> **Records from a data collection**
^^^^^^^^^^^^^^^^
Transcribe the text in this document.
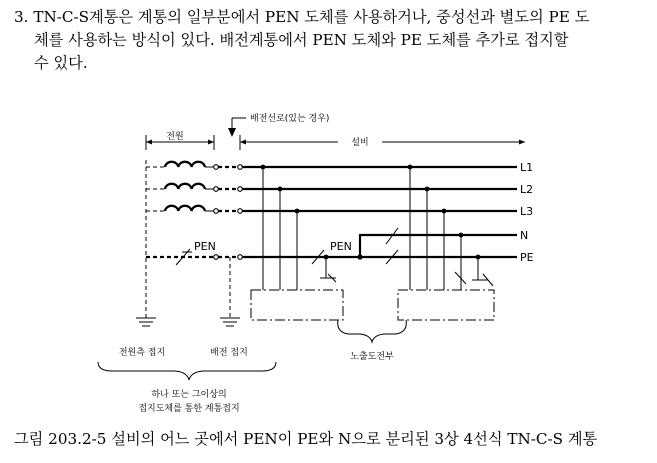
3. TN-C-S계통은 계통의 일부분에서 PEN 도체를 사용하거나, 중성선과 별도의 PE 도
체를 사용하는 방식이 있다. 배전계통에서 PEN 도체와 PE 도체를 추가로 접지할
수 있다.
전원
배전선로(있는 경우)
설비
PEN
L1
L2
L3
N
PE
PEN
전원측 접지	배전 접지	노출도전부
하나 또는 그이상의
접지도체를 통한 계통접지
그림 203.2-5 설비의 어느 곳에서 PEN이 PE와 N으로 분리된 3상 4선식 TN-C-S 계통
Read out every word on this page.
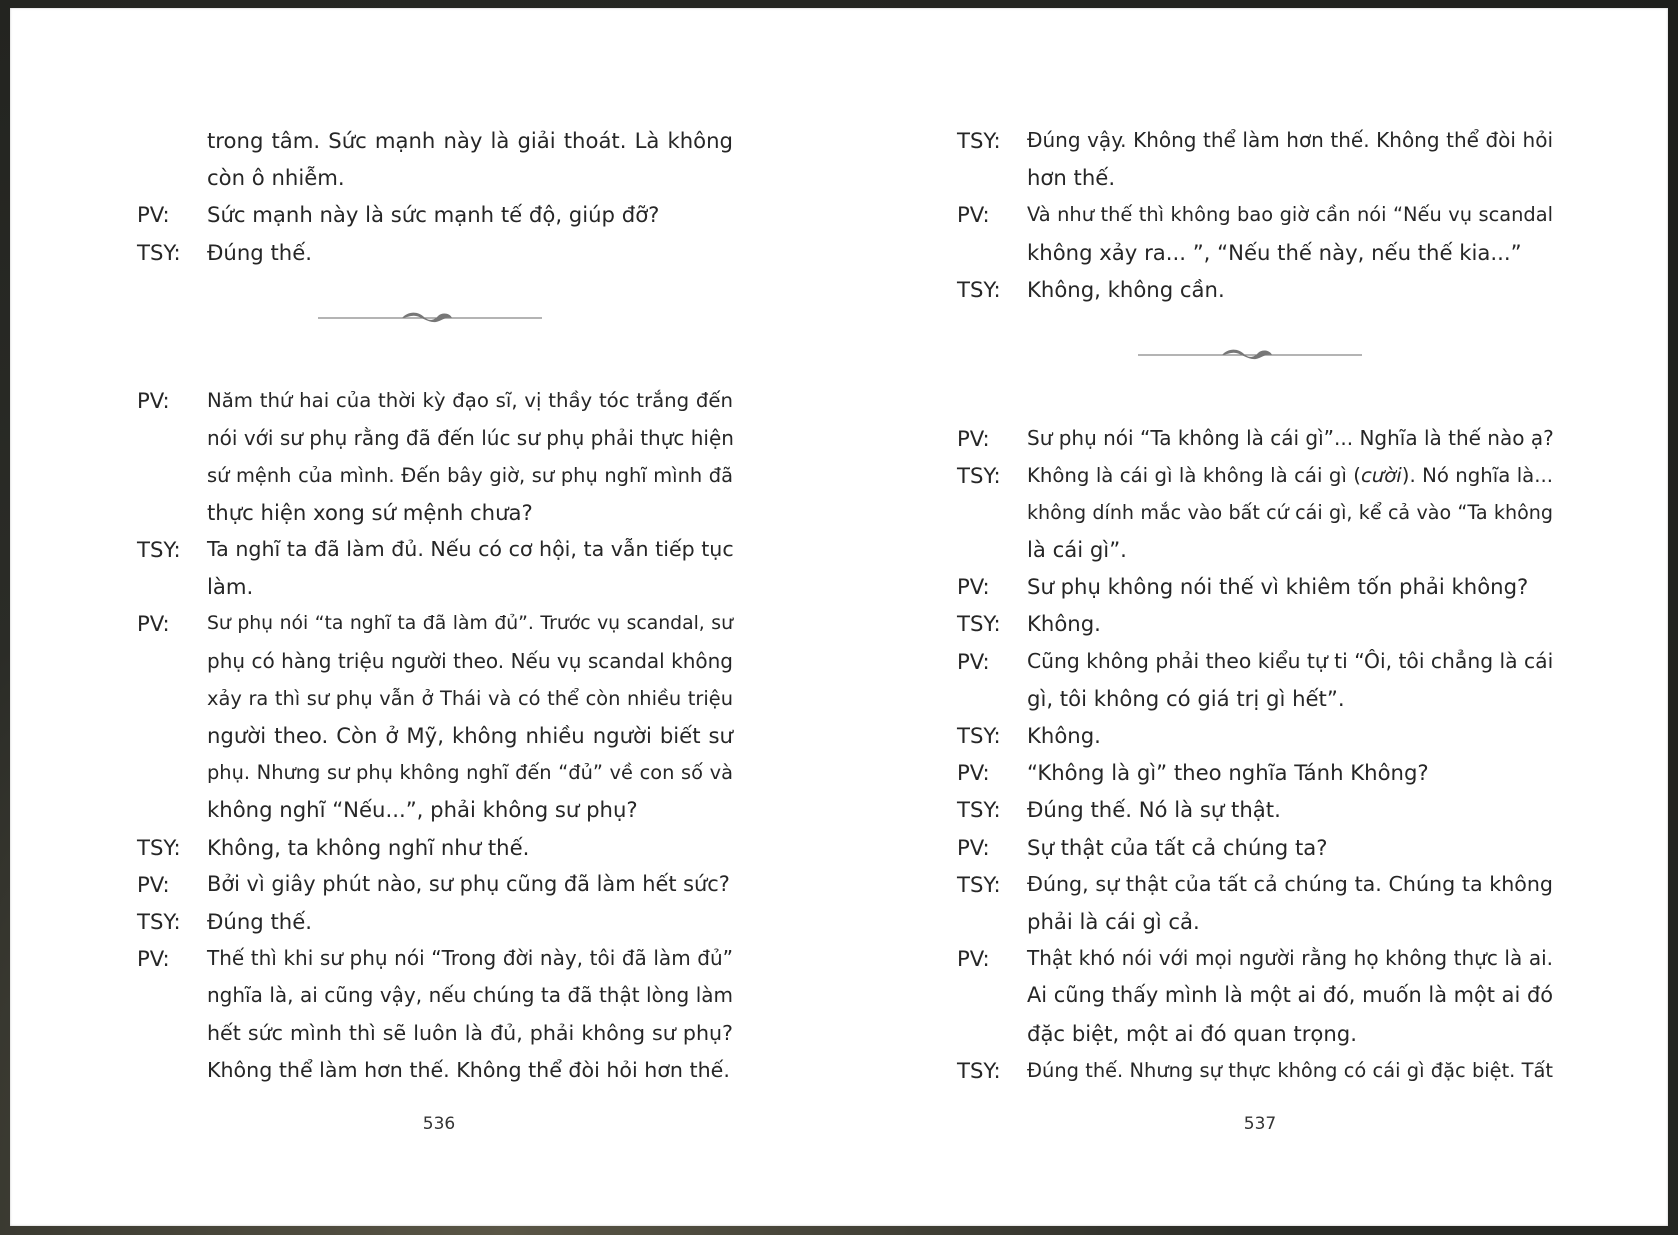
trong tâm. Sức mạnh này là giải thoát. Là không
còn ô nhiễm.
PV: Sức mạnh này là sức mạnh tế độ, giúp đỡ?
TSY: Đúng thế.
PV: Năm thứ hai của thời kỳ đạo sĩ, vị thầy tóc trắng đến
nói với sư phụ rằng đã đến lúc sư phụ phải thực hiện
sứ mệnh của mình. Đến bây giờ, sư phụ nghĩ mình đã
thực hiện xong sứ mệnh chưa?
TSY: Ta nghĩ ta đã làm đủ. Nếu có cơ hội, ta vẫn tiếp tục
làm.
PV: Sư phụ nói “ta nghĩ ta đã làm đủ”. Trước vụ scandal, sư
phụ có hàng triệu người theo. Nếu vụ scandal không
xảy ra thì sư phụ vẫn ở Thái và có thể còn nhiều triệu
người theo. Còn ở Mỹ, không nhiều người biết sư
phụ. Nhưng sư phụ không nghĩ đến “đủ” về con số và
không nghĩ “Nếu...”, phải không sư phụ?
TSY: Không, ta không nghĩ như thế.
PV: Bởi vì giây phút nào, sư phụ cũng đã làm hết sức?
TSY: Đúng thế.
PV: Thế thì khi sư phụ nói “Trong đời này, tôi đã làm đủ”
nghĩa là, ai cũng vậy, nếu chúng ta đã thật lòng làm
hết sức mình thì sẽ luôn là đủ, phải không sư phụ?
Không thể làm hơn thế. Không thể đòi hỏi hơn thế.
536
TSY: Đúng vậy. Không thể làm hơn thế. Không thể đòi hỏi
hơn thế.
PV: Và như thế thì không bao giờ cần nói “Nếu vụ scandal
không xảy ra... ”, “Nếu thế này, nếu thế kia...”
TSY: Không, không cần.
PV: Sư phụ nói “Ta không là cái gì”... Nghĩa là thế nào ạ?
TSY: Không là cái gì là không là cái gì (cười). Nó nghĩa là...
không dính mắc vào bất cứ cái gì, kể cả vào “Ta không
là cái gì”.
PV: Sư phụ không nói thế vì khiêm tốn phải không?
TSY: Không.
PV: Cũng không phải theo kiểu tự ti “Ôi, tôi chẳng là cái
gì, tôi không có giá trị gì hết”.
TSY: Không.
PV: “Không là gì” theo nghĩa Tánh Không?
TSY: Đúng thế. Nó là sự thật.
PV: Sự thật của tất cả chúng ta?
TSY: Đúng, sự thật của tất cả chúng ta. Chúng ta không
phải là cái gì cả.
PV: Thật khó nói với mọi người rằng họ không thực là ai.
Ai cũng thấy mình là một ai đó, muốn là một ai đó
đặc biệt, một ai đó quan trọng.
TSY: Đúng thế. Nhưng sự thực không có cái gì đặc biệt. Tất
537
^^^^^^^^^^^^^^^^
> **Given task**
Return every line of the records exactly as given, pictures excluded.

> **Exercise response**
Transcribe the text in this document.
3. TN-C-S계통은 계통의 일부분에서 PEN 도체를 사용하거나, 중성선과 별도의 PE 도
체를 사용하는 방식이 있다. 배전계통에서 PEN 도체와 PE 도체를 추가로 접지할
수 있다.
전원
배전선로(있는 경우)
설비
PEN
L1
L2
L3
N
PE
PEN
전원측 접지	배전 접지	노출도전부
하나 또는 그이상의
접지도체를 통한 계통접지
그림 203.2-5 설비의 어느 곳에서 PEN이 PE와 N으로 분리된 3상 4선식 TN-C-S 계통
Read out every word on this page.
trong tâm. Sức mạnh này là giải thoát. Là không
còn ô nhiễm.
PV: Sức mạnh này là sức mạnh tế độ, giúp đỡ?
TSY: Đúng thế.
PV: Năm thứ hai của thời kỳ đạo sĩ, vị thầy tóc trắng đến
nói với sư phụ rằng đã đến lúc sư phụ phải thực hiện
sứ mệnh của mình. Đến bây giờ, sư phụ nghĩ mình đã
thực hiện xong sứ mệnh chưa?
TSY: Ta nghĩ ta đã làm đủ. Nếu có cơ hội, ta vẫn tiếp tục
làm.
PV: Sư phụ nói “ta nghĩ ta đã làm đủ”. Trước vụ scandal, sư
phụ có hàng triệu người theo. Nếu vụ scandal không
xảy ra thì sư phụ vẫn ở Thái và có thể còn nhiều triệu
người theo. Còn ở Mỹ, không nhiều người biết sư
phụ. Nhưng sư phụ không nghĩ đến “đủ” về con số và
không nghĩ “Nếu...”, phải không sư phụ?
TSY: Không, ta không nghĩ như thế.
PV: Bởi vì giây phút nào, sư phụ cũng đã làm hết sức?
TSY: Đúng thế.
PV: Thế thì khi sư phụ nói “Trong đời này, tôi đã làm đủ”
nghĩa là, ai cũng vậy, nếu chúng ta đã thật lòng làm
hết sức mình thì sẽ luôn là đủ, phải không sư phụ?
Không thể làm hơn thế. Không thể đòi hỏi hơn thế.
536
TSY: Đúng vậy. Không thể làm hơn thế. Không thể đòi hỏi
hơn thế.
PV: Và như thế thì không bao giờ cần nói “Nếu vụ scandal
không xảy ra... ”, “Nếu thế này, nếu thế kia...”
TSY: Không, không cần.
PV: Sư phụ nói “Ta không là cái gì”... Nghĩa là thế nào ạ?
TSY: Không là cái gì là không là cái gì (cười). Nó nghĩa là...
không dính mắc vào bất cứ cái gì, kể cả vào “Ta không
là cái gì”.
PV: Sư phụ không nói thế vì khiêm tốn phải không?
TSY: Không.
PV: Cũng không phải theo kiểu tự ti “Ôi, tôi chẳng là cái
gì, tôi không có giá trị gì hết”.
TSY: Không.
PV: “Không là gì” theo nghĩa Tánh Không?
TSY: Đúng thế. Nó là sự thật.
PV: Sự thật của tất cả chúng ta?
TSY: Đúng, sự thật của tất cả chúng ta. Chúng ta không
phải là cái gì cả.
PV: Thật khó nói với mọi người rằng họ không thực là ai.
Ai cũng thấy mình là một ai đó, muốn là một ai đó
đặc biệt, một ai đó quan trọng.
TSY: Đúng thế. Nhưng sự thực không có cái gì đặc biệt. Tất
537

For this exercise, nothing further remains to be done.